• _THE PROBLEM_:
Copy the data below exactly.

[Rows from a dataset]

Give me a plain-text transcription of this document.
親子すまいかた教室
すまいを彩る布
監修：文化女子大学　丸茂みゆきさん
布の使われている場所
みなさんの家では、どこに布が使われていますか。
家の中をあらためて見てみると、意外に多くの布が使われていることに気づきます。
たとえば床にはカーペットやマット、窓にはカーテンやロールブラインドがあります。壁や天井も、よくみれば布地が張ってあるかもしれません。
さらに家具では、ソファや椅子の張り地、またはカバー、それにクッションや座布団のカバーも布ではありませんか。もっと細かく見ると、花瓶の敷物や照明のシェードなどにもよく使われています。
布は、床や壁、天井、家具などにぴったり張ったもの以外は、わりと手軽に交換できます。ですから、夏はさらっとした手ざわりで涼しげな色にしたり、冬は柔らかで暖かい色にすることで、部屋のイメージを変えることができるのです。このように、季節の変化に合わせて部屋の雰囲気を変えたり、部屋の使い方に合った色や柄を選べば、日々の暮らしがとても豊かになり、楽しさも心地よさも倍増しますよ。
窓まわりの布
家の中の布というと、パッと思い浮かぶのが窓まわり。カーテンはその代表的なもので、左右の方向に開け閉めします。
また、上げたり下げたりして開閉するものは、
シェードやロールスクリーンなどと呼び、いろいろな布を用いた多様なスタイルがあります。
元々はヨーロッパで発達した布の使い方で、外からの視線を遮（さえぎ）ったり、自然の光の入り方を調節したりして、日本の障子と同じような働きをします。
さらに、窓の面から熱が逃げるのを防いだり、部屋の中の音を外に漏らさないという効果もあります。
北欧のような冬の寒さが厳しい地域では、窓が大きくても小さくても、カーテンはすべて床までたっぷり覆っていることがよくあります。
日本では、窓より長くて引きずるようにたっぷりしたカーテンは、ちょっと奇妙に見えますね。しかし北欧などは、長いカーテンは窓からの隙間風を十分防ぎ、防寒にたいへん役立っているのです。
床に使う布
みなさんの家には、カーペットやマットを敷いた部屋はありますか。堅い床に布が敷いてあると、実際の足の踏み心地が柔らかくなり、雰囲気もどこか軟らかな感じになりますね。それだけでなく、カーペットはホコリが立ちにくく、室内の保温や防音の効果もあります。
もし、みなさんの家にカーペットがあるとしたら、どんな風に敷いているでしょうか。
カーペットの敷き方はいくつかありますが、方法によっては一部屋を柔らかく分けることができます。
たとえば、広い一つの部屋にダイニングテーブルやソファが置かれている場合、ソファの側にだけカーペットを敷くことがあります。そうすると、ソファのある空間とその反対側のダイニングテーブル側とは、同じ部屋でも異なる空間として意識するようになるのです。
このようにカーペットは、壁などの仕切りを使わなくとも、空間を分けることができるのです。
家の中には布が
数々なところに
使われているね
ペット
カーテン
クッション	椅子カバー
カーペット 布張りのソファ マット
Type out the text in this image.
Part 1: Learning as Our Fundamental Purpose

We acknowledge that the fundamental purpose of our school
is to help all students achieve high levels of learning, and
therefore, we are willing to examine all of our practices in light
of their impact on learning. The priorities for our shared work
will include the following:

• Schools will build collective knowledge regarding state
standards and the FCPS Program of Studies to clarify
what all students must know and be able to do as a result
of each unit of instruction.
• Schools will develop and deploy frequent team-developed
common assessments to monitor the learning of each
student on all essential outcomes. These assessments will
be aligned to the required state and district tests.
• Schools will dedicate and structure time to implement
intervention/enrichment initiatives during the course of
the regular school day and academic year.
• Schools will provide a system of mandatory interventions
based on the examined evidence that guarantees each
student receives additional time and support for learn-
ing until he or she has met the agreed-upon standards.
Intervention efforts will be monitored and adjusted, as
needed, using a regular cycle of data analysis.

• _RESULT FOR THIS EXERCISE_:
Give me a plain-text transcription of this document.
親子すまいかた教室
すまいを彩る布
監修：文化女子大学　丸茂みゆきさん
布の使われている場所
みなさんの家では、どこに布が使われていますか。
家の中をあらためて見てみると、意外に多くの布が使われていることに気づきます。
たとえば床にはカーペットやマット、窓にはカーテンやロールブラインドがあります。壁や天井も、よくみれば布地が張ってあるかもしれません。
さらに家具では、ソファや椅子の張り地、またはカバー、それにクッションや座布団のカバーも布ではありませんか。もっと細かく見ると、花瓶の敷物や照明のシェードなどにもよく使われています。
布は、床や壁、天井、家具などにぴったり張ったもの以外は、わりと手軽に交換できます。ですから、夏はさらっとした手ざわりで涼しげな色にしたり、冬は柔らかで暖かい色にすることで、部屋のイメージを変えることができるのです。このように、季節の変化に合わせて部屋の雰囲気を変えたり、部屋の使い方に合った色や柄を選べば、日々の暮らしがとても豊かになり、楽しさも心地よさも倍増しますよ。
窓まわりの布
家の中の布というと、パッと思い浮かぶのが窓まわり。カーテンはその代表的なもので、左右の方向に開け閉めします。
また、上げたり下げたりして開閉するものは、
シェードやロールスクリーンなどと呼び、いろいろな布を用いた多様なスタイルがあります。
元々はヨーロッパで発達した布の使い方で、外からの視線を遮（さえぎ）ったり、自然の光の入り方を調節したりして、日本の障子と同じような働きをします。
さらに、窓の面から熱が逃げるのを防いだり、部屋の中の音を外に漏らさないという効果もあります。
北欧のような冬の寒さが厳しい地域では、窓が大きくても小さくても、カーテンはすべて床までたっぷり覆っていることがよくあります。
日本では、窓より長くて引きずるようにたっぷりしたカーテンは、ちょっと奇妙に見えますね。しかし北欧などは、長いカーテンは窓からの隙間風を十分防ぎ、防寒にたいへん役立っているのです。
床に使う布
みなさんの家には、カーペットやマットを敷いた部屋はありますか。堅い床に布が敷いてあると、実際の足の踏み心地が柔らかくなり、雰囲気もどこか軟らかな感じになりますね。それだけでなく、カーペットはホコリが立ちにくく、室内の保温や防音の効果もあります。
もし、みなさんの家にカーペットがあるとしたら、どんな風に敷いているでしょうか。
カーペットの敷き方はいくつかありますが、方法によっては一部屋を柔らかく分けることができます。
たとえば、広い一つの部屋にダイニングテーブルやソファが置かれている場合、ソファの側にだけカーペットを敷くことがあります。そうすると、ソファのある空間とその反対側のダイニングテーブル側とは、同じ部屋でも異なる空間として意識するようになるのです。
このようにカーペットは、壁などの仕切りを使わなくとも、空間を分けることができるのです。
家の中には布が
数々なところに
使われているね
ペット
カーテン
クッション	椅子カバー
カーペット 布張りのソファ マット
Type out the text in this image.
Part 1: Learning as Our Fundamental Purpose

We acknowledge that the fundamental purpose of our school
is to help all students achieve high levels of learning, and
therefore, we are willing to examine all of our practices in light
of their impact on learning. The priorities for our shared work
will include the following:

• Schools will build collective knowledge regarding state
standards and the FCPS Program of Studies to clarify
what all students must know and be able to do as a result
of each unit of instruction.
• Schools will develop and deploy frequent team-developed
common assessments to monitor the learning of each
student on all essential outcomes. These assessments will
be aligned to the required state and district tests.
• Schools will dedicate and structure time to implement
intervention/enrichment initiatives during the course of
the regular school day and academic year.
• Schools will provide a system of mandatory interventions
based on the examined evidence that guarantees each
student receives additional time and support for learn-
ing until he or she has met the agreed-upon standards.
Intervention efforts will be monitored and adjusted, as
needed, using a regular cycle of data analysis.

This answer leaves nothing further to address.